== BRANO DA LEGGERE ==

Per quasi un secolo, gli scienziati si sono adoperati per svelare il mistero della materia oscura – un qualcosa di sfuggente che abita nell’universo e che probabilmente costituisce gran parte della sua massa, ma che finora si è dimostrato impossibile da rilevare negli esperimenti.
Ora, un team di ricercatori ha utilizzato una tecnica innovativa chiamata spremuta quantistica (quantum squeezing) per accelerare notevolmente la ricerca in laboratorio di uno dei candidati attualmente più promettenti della materia oscura.
I risultati, pubblicati sulla rivista Nature, sono incentrati su una particella incredibilmente leggera e non ancora scoperta chiamata assione. Secondo la teoria, gli assioni sono probabilmente da miliardi a migliaia di miliardi di volte più piccoli degli elettroni e potrebbero essere stati creati durante il Big Bang in un numero enorme, abbastanza da spiegare l’esistenza della materia oscura.
Purtroppo, trovare questa particella è un po’ come cercare un ago quantistico in un enorme pagliaio. Con questo studio pare che adesso almeno potrebbe essere un pochino più facile di quanto lo sia stato finora.

===

OBIETTIVO 1
Riscrivi la parte del brano sulla materia oscura che comincia con le parole "Ora, un team" e finisce con "l’esistenza della materia oscura.". Metti "compressione quantistica" al posto di "spremuta quantistica".

== DATI ==

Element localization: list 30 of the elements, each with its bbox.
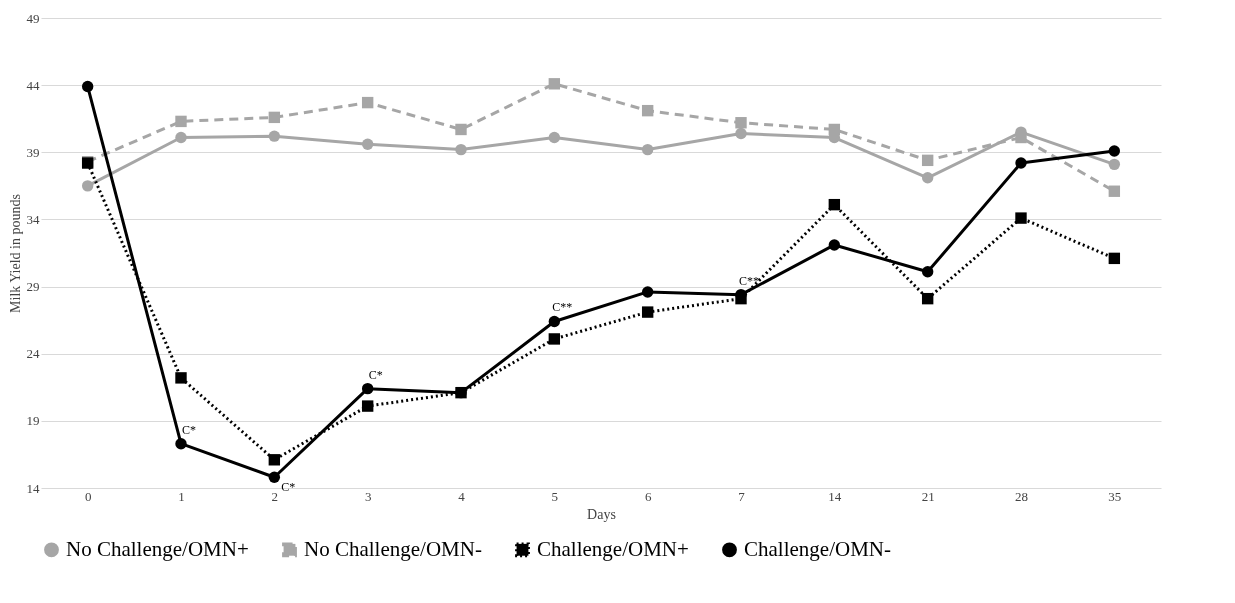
annotation: C* bbox=[368, 367, 383, 382]
y-tick-label: 44 bbox=[26, 77, 40, 93]
x-tick-label: 5 bbox=[551, 488, 559, 504]
y-tick-label: 19 bbox=[26, 413, 40, 429]
x-tick-label: 21 bbox=[921, 488, 935, 504]
legend-label: No Challenge/OMN- bbox=[304, 536, 482, 561]
x-tick-label: 14 bbox=[828, 488, 842, 504]
legend-label: Challenge/OMN- bbox=[744, 536, 891, 561]
annotation: C** bbox=[552, 300, 573, 315]
x-tick-label: 1 bbox=[178, 488, 185, 504]
y-tick-label: 24 bbox=[26, 346, 40, 362]
y-tick-label: 29 bbox=[26, 279, 40, 295]
x-axis-title: Days bbox=[587, 506, 616, 522]
annotation: C* bbox=[181, 422, 197, 437]
y-tick-label: 34 bbox=[26, 211, 40, 227]
y-tick-label: 49 bbox=[26, 10, 40, 26]
annotation: C* bbox=[281, 480, 296, 495]
x-tick-label: 28 bbox=[1015, 488, 1028, 504]
y-tick-label: 39 bbox=[26, 144, 40, 160]
x-tick-label: 6 bbox=[644, 488, 652, 504]
annotation: C** bbox=[738, 273, 760, 288]
x-tick-label: 3 bbox=[364, 488, 372, 504]
x-tick-label: 4 bbox=[458, 488, 466, 504]
legend-label: Challenge/OMN+ bbox=[537, 536, 689, 561]
x-tick-label: 35 bbox=[1108, 488, 1122, 504]
x-tick-label: 7 bbox=[738, 488, 746, 504]
y-axis-title: Milk Yield in pounds bbox=[7, 194, 23, 313]
x-tick-label: 0 bbox=[84, 488, 92, 504]
x-tick-label: 2 bbox=[271, 488, 279, 504]
legend-label: No Challenge/OMN+ bbox=[66, 536, 249, 561]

===

OBIETTIVO 2
Inserisci in una tabella Markdown con le colonne N. e Contenuto le righe dei dati, dalla riga che contiene "annotation: C* bbox=[368, 367, 383, 382]" fino a quella che contiene "x-tick-label: 14 bbox=[828, 488, 842, 504]", comprese tutte e due. Numera le righe in ordine e salta quelle vuote.

RISULTATO CORRETTO 1
Ora, un team di ricercatori ha utilizzato una tecnica innovativa chiamata compressione quantistica (quantum squeezing) per accelerare notevolmente la ricerca in laboratorio di uno dei candidati attualmente più promettenti della materia oscura.
I risultati, pubblicati sulla rivista Nature, sono incentrati su una particella incredibilmente leggera e non ancora scoperta chiamata assione. Secondo la teoria, gli assioni sono probabilmente da miliardi a migliaia di miliardi di volte più piccoli degli elettroni e potrebbero essere stati creati durante il Big Bang in un numero enorme, abbastanza da spiegare l’esistenza della materia oscura.

RISULTATO CORRETTO 2
| N. | Contenuto |
|---|---|
| 1 | annotation: C* bbox=[368, 367, 383, 382] |
| 2 | y-tick-label: 44 bbox=[26, 77, 40, 93] |
| 3 | x-tick-label: 5 bbox=[551, 488, 559, 504] |
| 4 | y-tick-label: 19 bbox=[26, 413, 40, 429] |
| 5 | x-tick-label: 21 bbox=[921, 488, 935, 504] |
| 6 | legend-label: No Challenge/OMN- bbox=[304, 536, 482, 561] |
| 7 | x-tick-label: 14 bbox=[828, 488, 842, 504] |